> _WORK TO BE COMPLETED_:
Look over the entries that follow and work out how many lines contain "name". State the number only.

____ SUPPLIED DATA

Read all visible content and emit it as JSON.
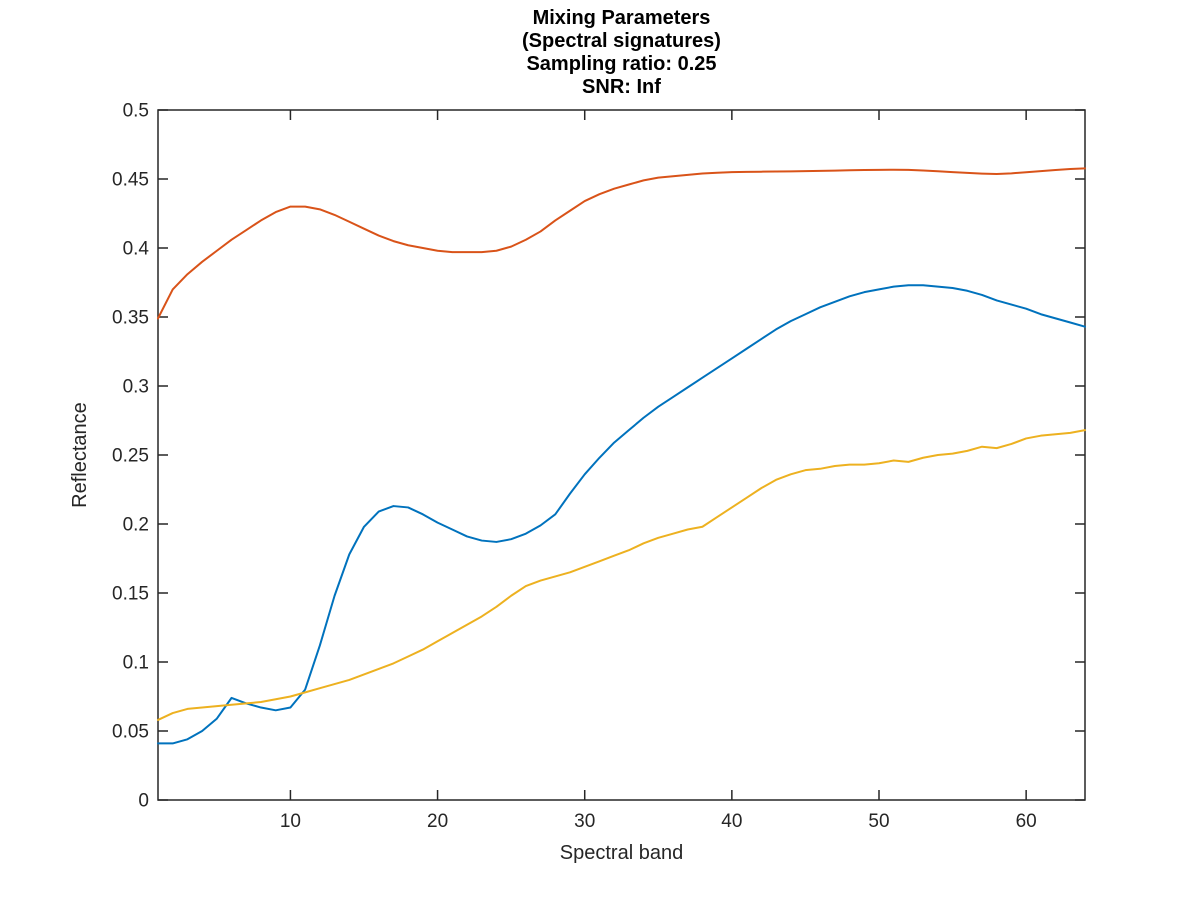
{
  "figure": {
    "background": "#ffffff",
    "axis_color": "#262626"
  },
  "chart_data": {
    "type": "line",
    "title_lines": [
      "Mixing Parameters",
      "(Spectral signatures)",
      "Sampling ratio: 0.25",
      "SNR: Inf"
    ],
    "xlabel": "Spectral band",
    "ylabel": "Reflectance",
    "xlim": [
      1,
      64
    ],
    "ylim": [
      0,
      0.5
    ],
    "x_unit": "band index 1..64",
    "grid": false,
    "legend": "none",
    "xticks": [
      {
        "v": 10,
        "label": "10"
      },
      {
        "v": 20,
        "label": "20"
      },
      {
        "v": 30,
        "label": "30"
      },
      {
        "v": 40,
        "label": "40"
      },
      {
        "v": 50,
        "label": "50"
      },
      {
        "v": 60,
        "label": "60"
      }
    ],
    "yticks": [
      {
        "v": 0.0,
        "label": "0"
      },
      {
        "v": 0.05,
        "label": "0.05"
      },
      {
        "v": 0.1,
        "label": "0.1"
      },
      {
        "v": 0.15,
        "label": "0.15"
      },
      {
        "v": 0.2,
        "label": "0.2"
      },
      {
        "v": 0.25,
        "label": "0.25"
      },
      {
        "v": 0.3,
        "label": "0.3"
      },
      {
        "v": 0.35,
        "label": "0.35"
      },
      {
        "v": 0.4,
        "label": "0.4"
      },
      {
        "v": 0.45,
        "label": "0.45"
      },
      {
        "v": 0.5,
        "label": "0.5"
      }
    ],
    "series": [
      {
        "name": "signature-red",
        "color": "#D95319",
        "values": [
          0.349,
          0.37,
          0.381,
          0.39,
          0.398,
          0.406,
          0.413,
          0.42,
          0.426,
          0.43,
          0.43,
          0.428,
          0.424,
          0.419,
          0.414,
          0.409,
          0.405,
          0.402,
          0.4,
          0.398,
          0.397,
          0.397,
          0.397,
          0.398,
          0.401,
          0.406,
          0.412,
          0.42,
          0.427,
          0.434,
          0.439,
          0.443,
          0.446,
          0.449,
          0.451,
          0.452,
          0.453,
          0.454,
          0.4545,
          0.455,
          0.4552,
          0.4553,
          0.4554,
          0.4555,
          0.4557,
          0.4559,
          0.4561,
          0.4563,
          0.4565,
          0.4566,
          0.4567,
          0.4566,
          0.4562,
          0.4556,
          0.455,
          0.4544,
          0.4539,
          0.4536,
          0.4541,
          0.4549,
          0.4557,
          0.4565,
          0.4572,
          0.4577
        ]
      },
      {
        "name": "signature-blue",
        "color": "#0072BD",
        "values": [
          0.041,
          0.041,
          0.044,
          0.05,
          0.059,
          0.074,
          0.07,
          0.067,
          0.065,
          0.067,
          0.08,
          0.112,
          0.148,
          0.178,
          0.198,
          0.209,
          0.213,
          0.212,
          0.207,
          0.201,
          0.196,
          0.191,
          0.188,
          0.187,
          0.189,
          0.193,
          0.199,
          0.207,
          0.222,
          0.236,
          0.248,
          0.259,
          0.268,
          0.277,
          0.285,
          0.292,
          0.299,
          0.306,
          0.313,
          0.32,
          0.327,
          0.334,
          0.341,
          0.347,
          0.352,
          0.357,
          0.361,
          0.365,
          0.368,
          0.37,
          0.372,
          0.373,
          0.373,
          0.372,
          0.371,
          0.369,
          0.366,
          0.362,
          0.359,
          0.356,
          0.352,
          0.349,
          0.346,
          0.343
        ]
      },
      {
        "name": "signature-yellow",
        "color": "#EDB120",
        "values": [
          0.058,
          0.063,
          0.066,
          0.067,
          0.068,
          0.069,
          0.07,
          0.071,
          0.073,
          0.075,
          0.078,
          0.081,
          0.084,
          0.087,
          0.091,
          0.095,
          0.099,
          0.104,
          0.109,
          0.115,
          0.121,
          0.127,
          0.133,
          0.14,
          0.148,
          0.155,
          0.159,
          0.162,
          0.165,
          0.169,
          0.173,
          0.177,
          0.181,
          0.186,
          0.19,
          0.193,
          0.196,
          0.198,
          0.205,
          0.212,
          0.219,
          0.226,
          0.232,
          0.236,
          0.239,
          0.24,
          0.242,
          0.243,
          0.243,
          0.244,
          0.246,
          0.245,
          0.248,
          0.25,
          0.251,
          0.253,
          0.256,
          0.255,
          0.258,
          0.262,
          0.264,
          0.265,
          0.266,
          0.268
        ]
      }
    ]
  }
}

________

> _THE SOLUTION_:
3